===== DATA EXTRACT =====

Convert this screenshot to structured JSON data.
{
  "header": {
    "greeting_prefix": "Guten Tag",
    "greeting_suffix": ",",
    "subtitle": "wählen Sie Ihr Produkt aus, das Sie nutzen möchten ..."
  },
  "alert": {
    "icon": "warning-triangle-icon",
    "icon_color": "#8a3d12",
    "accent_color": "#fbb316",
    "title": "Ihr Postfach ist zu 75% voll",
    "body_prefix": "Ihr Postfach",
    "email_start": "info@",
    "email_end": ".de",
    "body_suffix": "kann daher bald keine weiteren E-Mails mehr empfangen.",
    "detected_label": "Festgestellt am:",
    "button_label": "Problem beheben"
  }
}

=====
===== DATA EXTRACT =====

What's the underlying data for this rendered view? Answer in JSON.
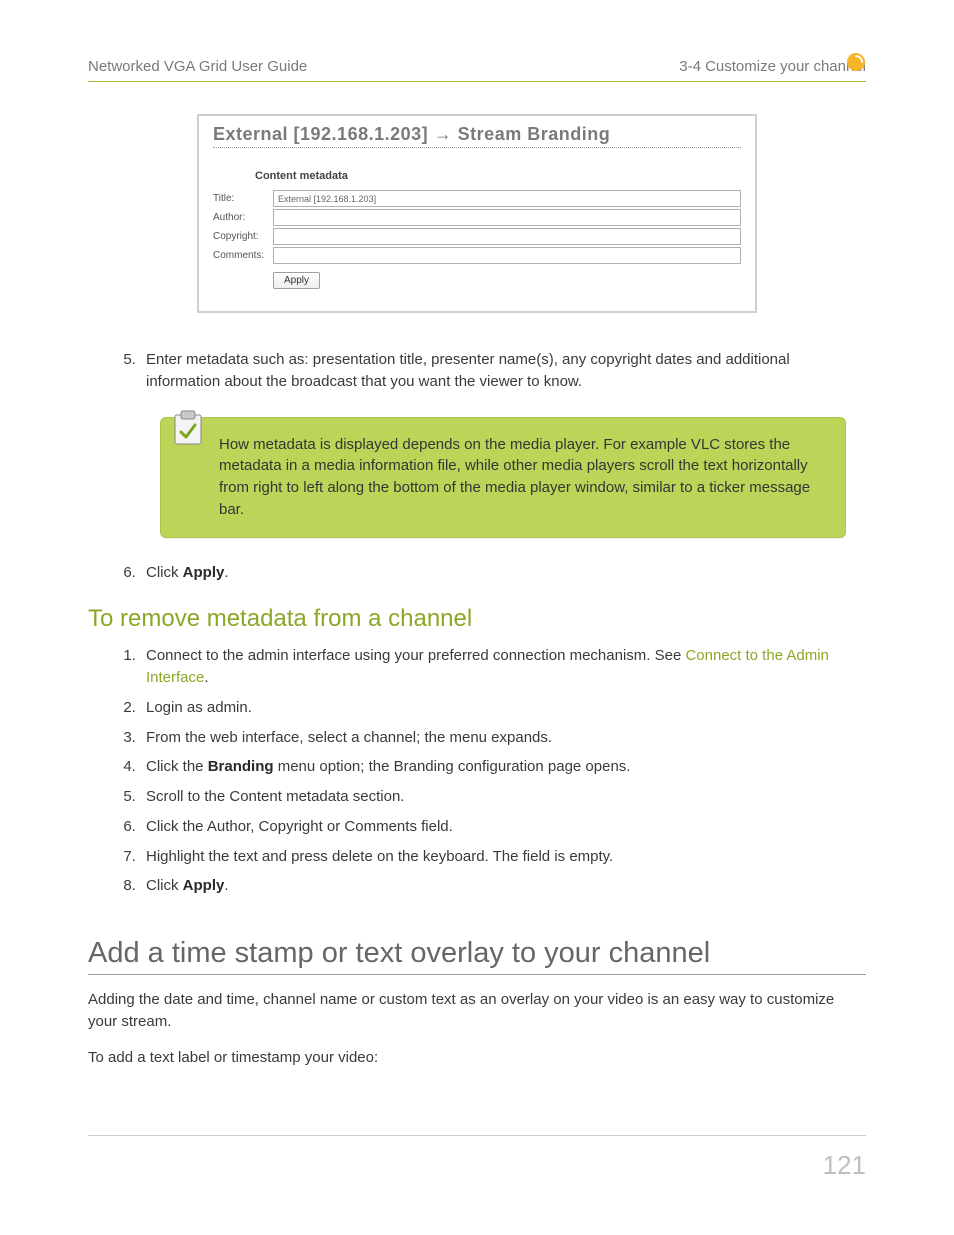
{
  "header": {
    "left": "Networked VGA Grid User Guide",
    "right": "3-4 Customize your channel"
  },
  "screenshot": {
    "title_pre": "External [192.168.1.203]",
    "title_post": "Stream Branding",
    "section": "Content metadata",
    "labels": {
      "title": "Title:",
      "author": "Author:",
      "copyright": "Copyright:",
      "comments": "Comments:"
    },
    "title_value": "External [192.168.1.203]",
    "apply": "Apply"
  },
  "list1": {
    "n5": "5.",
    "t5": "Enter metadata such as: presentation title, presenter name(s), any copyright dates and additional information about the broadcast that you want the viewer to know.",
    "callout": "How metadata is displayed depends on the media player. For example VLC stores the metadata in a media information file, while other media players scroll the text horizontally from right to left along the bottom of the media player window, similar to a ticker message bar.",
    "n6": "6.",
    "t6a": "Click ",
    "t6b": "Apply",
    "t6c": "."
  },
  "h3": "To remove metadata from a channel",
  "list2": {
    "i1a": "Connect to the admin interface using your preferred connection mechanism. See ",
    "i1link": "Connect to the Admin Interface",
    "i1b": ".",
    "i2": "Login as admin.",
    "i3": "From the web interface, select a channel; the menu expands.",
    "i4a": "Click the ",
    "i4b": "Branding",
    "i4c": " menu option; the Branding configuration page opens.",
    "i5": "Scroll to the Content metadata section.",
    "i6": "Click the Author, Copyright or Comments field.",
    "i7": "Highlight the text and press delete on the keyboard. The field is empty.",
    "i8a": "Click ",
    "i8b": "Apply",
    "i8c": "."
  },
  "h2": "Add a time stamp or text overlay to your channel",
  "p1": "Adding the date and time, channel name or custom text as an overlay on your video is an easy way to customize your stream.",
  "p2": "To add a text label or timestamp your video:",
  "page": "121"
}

=====

Say how many lines contain the string "screenshot", giving nothing but the count.

2